--- start of RECORDS SUPPLIED ---

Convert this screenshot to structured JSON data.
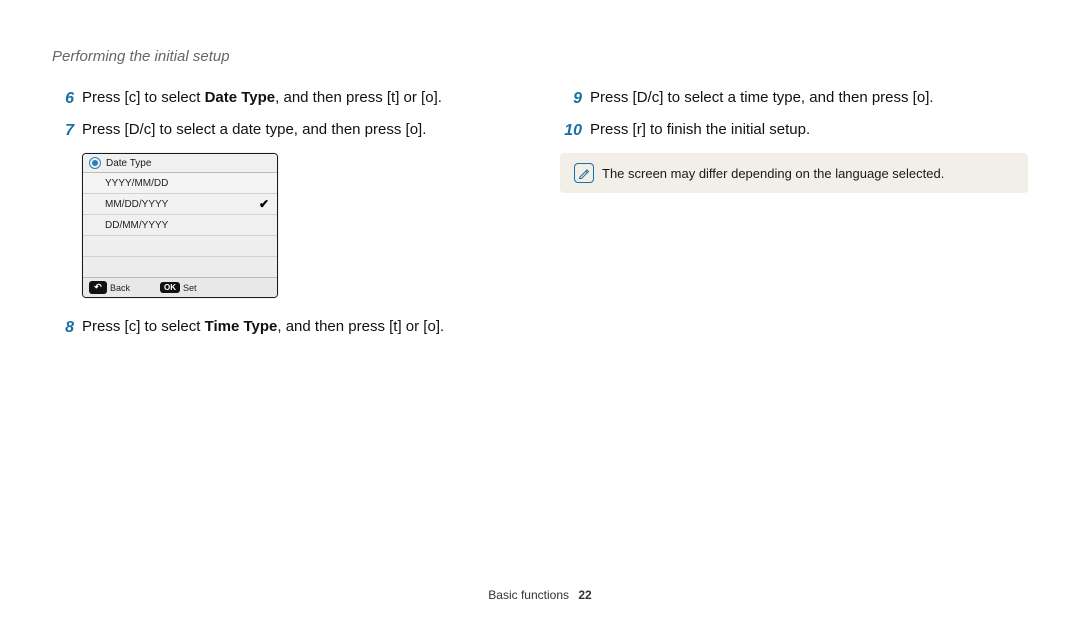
{
  "header": {
    "title": "Performing the initial setup"
  },
  "left": {
    "steps": [
      {
        "num": "6",
        "pre": "Press [",
        "btn1": "c",
        "mid1": "] to select ",
        "bold": "Date Type",
        "mid2": ", and then press [",
        "btn2": "t",
        "mid3": "] or [",
        "btn3": "o",
        "post": "]."
      },
      {
        "num": "7",
        "pre": "Press [",
        "btn1": "D",
        "mid1": "/",
        "btn2": "c",
        "mid2": "] to select a date type, and then press [",
        "btn3": "o",
        "post": "]."
      },
      {
        "num": "8",
        "pre": "Press [",
        "btn1": "c",
        "mid1": "] to select ",
        "bold": "Time Type",
        "mid2": ", and then press [",
        "btn2": "t",
        "mid3": "] or [",
        "btn3": "o",
        "post": "]."
      }
    ]
  },
  "screen": {
    "header": "Date Type",
    "options": [
      {
        "label": "YYYY/MM/DD",
        "selected": false
      },
      {
        "label": "MM/DD/YYYY",
        "selected": true
      },
      {
        "label": "DD/MM/YYYY",
        "selected": false
      }
    ],
    "footer": {
      "back_key": "↶",
      "back_label": "Back",
      "ok_key": "OK",
      "set_label": "Set"
    }
  },
  "right": {
    "steps": [
      {
        "num": "9",
        "pre": "Press [",
        "btn1": "D",
        "mid1": "/",
        "btn2": "c",
        "mid2": "] to select a time type, and then press [",
        "btn3": "o",
        "post": "]."
      },
      {
        "num": "10",
        "pre": "Press [",
        "btn1": "r",
        "mid1": "] to finish the initial setup.",
        "btn2": "",
        "mid2": "",
        "btn3": "",
        "post": ""
      }
    ],
    "note": "The screen may differ depending on the language selected."
  },
  "footer": {
    "section": "Basic functions",
    "page": "22"
  }
}
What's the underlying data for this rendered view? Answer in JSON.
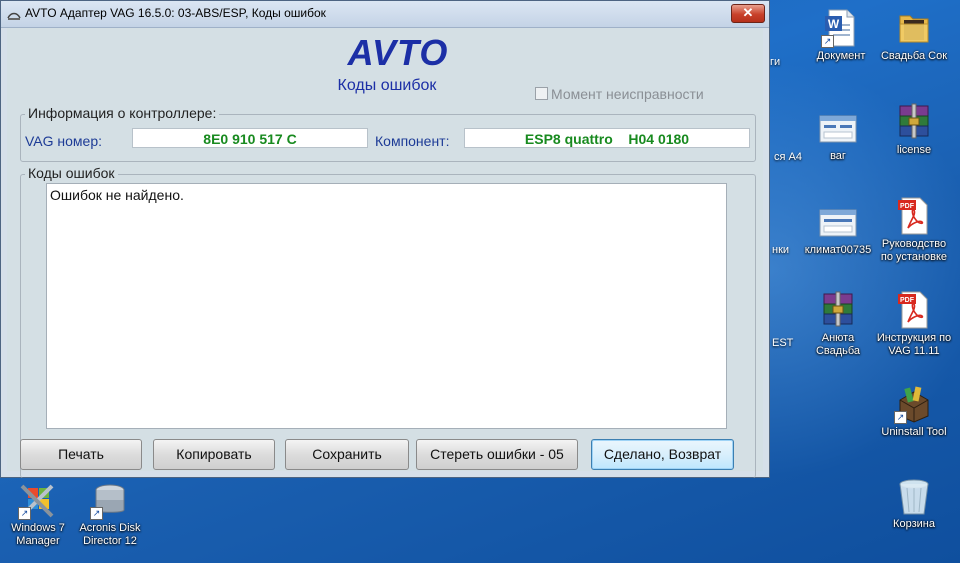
{
  "window": {
    "title": "AVTO Адаптер VAG 16.5.0: 03-ABS/ESP,  Коды ошибок",
    "close_label": "✕",
    "brand": "AVTO",
    "subtitle": "Коды ошибок",
    "moment_label": "Момент неисправности",
    "moment_checked": false,
    "controller_group_label": "Информация о контроллере:",
    "vag_label": "VAG номер:",
    "vag_value": "8E0 910 517 C",
    "component_label": "Компонент:",
    "component_value": "ESP8 quattro    H04 0180",
    "codes_group_label": "Коды ошибок",
    "codes_text": "Ошибок не найдено.",
    "buttons": {
      "print": "Печать",
      "copy": "Копировать",
      "save": "Сохранить",
      "clear": "Стереть ошибки - 05",
      "done": "Сделано, Возврат"
    }
  },
  "desktop": {
    "partial_labels": [
      "ги",
      "ся А4",
      "нки",
      "EST"
    ],
    "icons": [
      {
        "label": "Документ",
        "icon": "word-document-icon"
      },
      {
        "label": "Свадьба Сок",
        "icon": "folder-icon"
      },
      {
        "label": "ваг",
        "icon": "window-screenshot-icon"
      },
      {
        "label": "license",
        "icon": "winrar-archive-icon"
      },
      {
        "label": "климат00735",
        "icon": "window-screenshot-icon"
      },
      {
        "label": "Руководство по установке",
        "icon": "pdf-icon"
      },
      {
        "label": "Анюта Свадьба",
        "icon": "winrar-archive-icon"
      },
      {
        "label": "Инструкция по VAG 11.11",
        "icon": "pdf-icon"
      },
      {
        "label": "Uninstall Tool",
        "icon": "uninstall-tool-icon"
      },
      {
        "label": "Корзина",
        "icon": "recycle-bin-icon"
      },
      {
        "label": "Windows 7 Manager",
        "icon": "windows7-manager-icon"
      },
      {
        "label": "Acronis Disk Director 12",
        "icon": "acronis-disk-icon"
      }
    ]
  }
}
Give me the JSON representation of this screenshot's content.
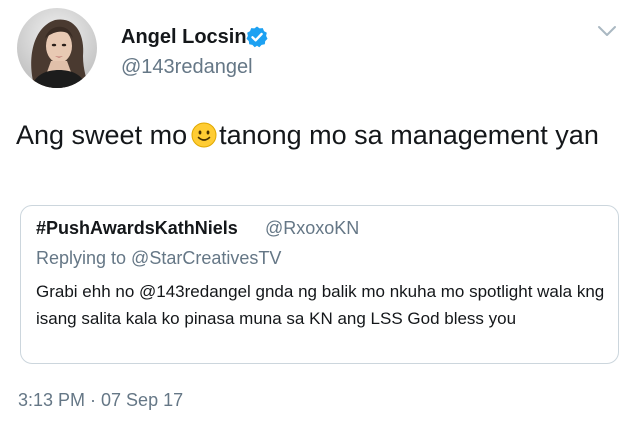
{
  "author": {
    "name": "Angel Locsin",
    "handle": "@143redangel",
    "verified": true
  },
  "tweet": {
    "text_before_emoji": "Ang sweet mo",
    "emoji": "smiley-face",
    "text_after_emoji": "tanong mo sa management yan"
  },
  "quoted_tweet": {
    "name": "#PushAwardsKathNiels",
    "handle": "@RxoxoKN",
    "replying_to": "Replying to @StarCreativesTV",
    "text": "Grabi ehh no @143redangel  gnda ng balik mo nkuha mo spotlight  wala kng isang salita kala ko pinasa muna sa KN ang LSS God bless you"
  },
  "timestamp": "3:13 PM · 07 Sep 17",
  "colors": {
    "text_primary": "#14171a",
    "text_secondary": "#657786",
    "verified_blue": "#1da1f2",
    "border": "#ccd6dd"
  },
  "icons": {
    "verified": "verified-badge-icon",
    "caret": "chevron-down-icon",
    "emoji": "smiley-emoji-icon"
  }
}
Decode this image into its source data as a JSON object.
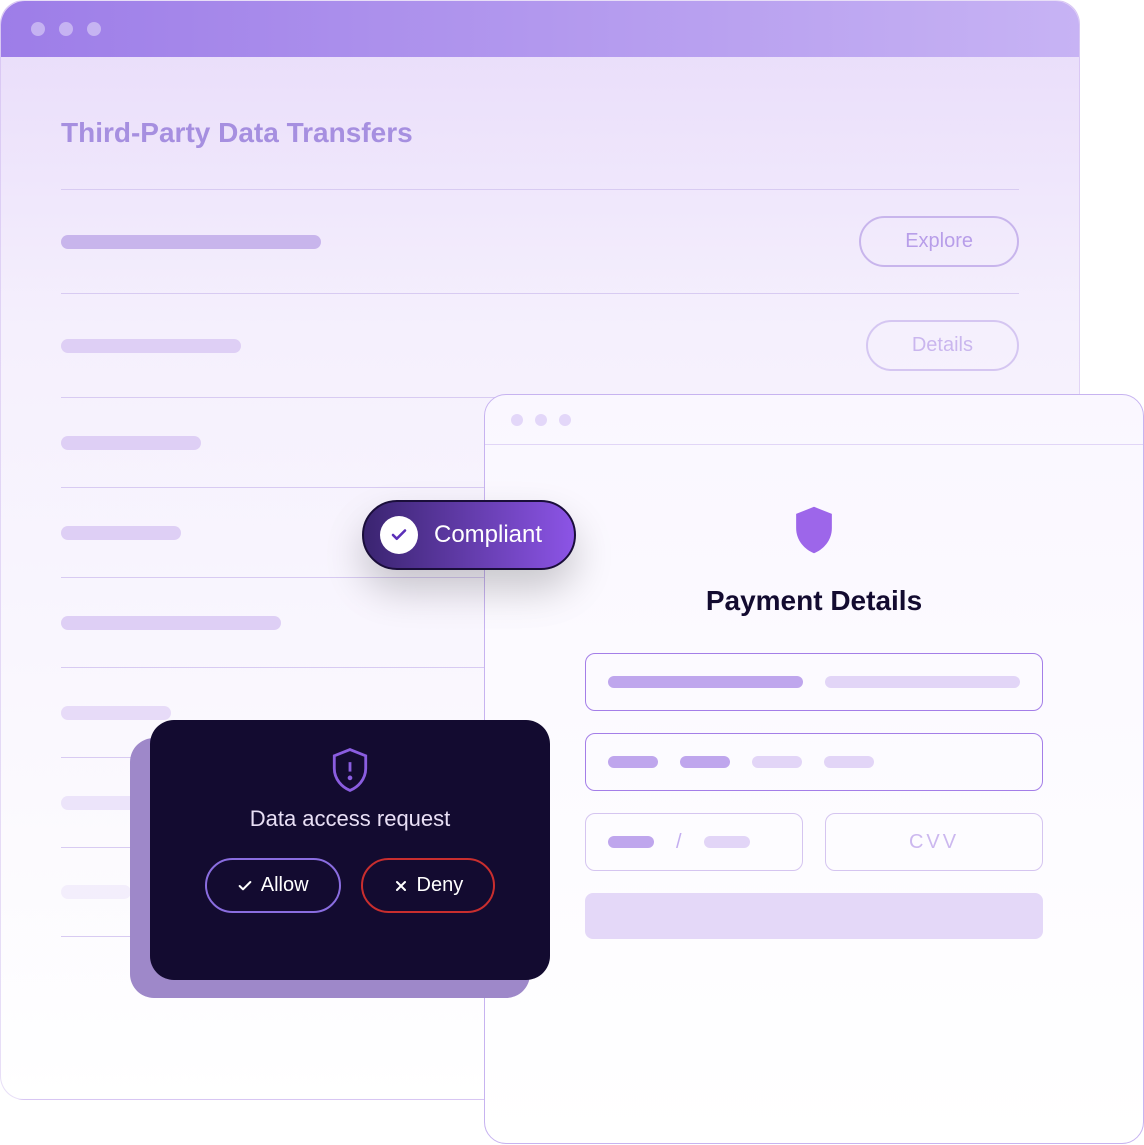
{
  "main": {
    "title": "Third-Party Data Transfers",
    "rows": [
      {
        "button": "Explore"
      },
      {
        "button": "Details"
      }
    ]
  },
  "compliant": {
    "label": "Compliant"
  },
  "payment": {
    "title": "Payment Details",
    "cvv_placeholder": "CVV"
  },
  "modal": {
    "title": "Data access request",
    "allow_label": "Allow",
    "deny_label": "Deny"
  }
}
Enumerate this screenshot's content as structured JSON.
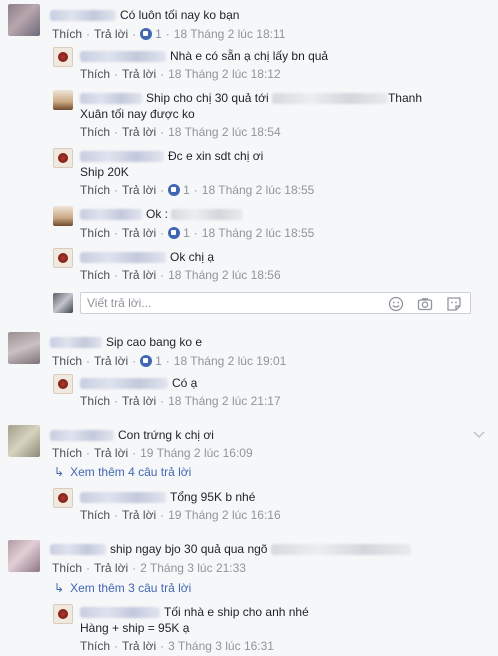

--- end of RECORDS SUPPLIED ---

**OBJECTIVE**
In the records above, locate the line with "Give me the"; output it and each line after it through the last one, exactly, omitting pictures.

**COMPLETE ANSWER**
Give me the JSON representation of this screenshot's content.
{
  "author": {
    "name": "Angel Locsin",
    "handle": "@143redangel",
    "verified": true
  },
  "tweet": {
    "text_before_emoji": "Ang sweet mo",
    "emoji": "smiley-face",
    "text_after_emoji": "tanong mo sa management yan"
  },
  "quoted_tweet": {
    "name": "#PushAwardsKathNiels",
    "handle": "@RxoxoKN",
    "replying_to": "Replying to @StarCreativesTV",
    "text": "Grabi ehh no @143redangel  gnda ng balik mo nkuha mo spotlight  wala kng isang salita kala ko pinasa muna sa KN ang LSS God bless you"
  },
  "timestamp": "3:13 PM · 07 Sep 17",
  "colors": {
    "text_primary": "#14171a",
    "text_secondary": "#657786",
    "verified_blue": "#1da1f2",
    "border": "#ccd6dd"
  },
  "icons": {
    "verified": "verified-badge-icon",
    "caret": "chevron-down-icon",
    "emoji": "smiley-emoji-icon"
  }
}
Decode this image into its source data as a JSON object.
{
  "main": {
    "title": "Third-Party Data Transfers",
    "rows": [
      {
        "button": "Explore"
      },
      {
        "button": "Details"
      }
    ]
  },
  "compliant": {
    "label": "Compliant"
  },
  "payment": {
    "title": "Payment Details",
    "cvv_placeholder": "CVV"
  },
  "modal": {
    "title": "Data access request",
    "allow_label": "Allow",
    "deny_label": "Deny"
  }
}
Enumerate this screenshot's content as structured JSON.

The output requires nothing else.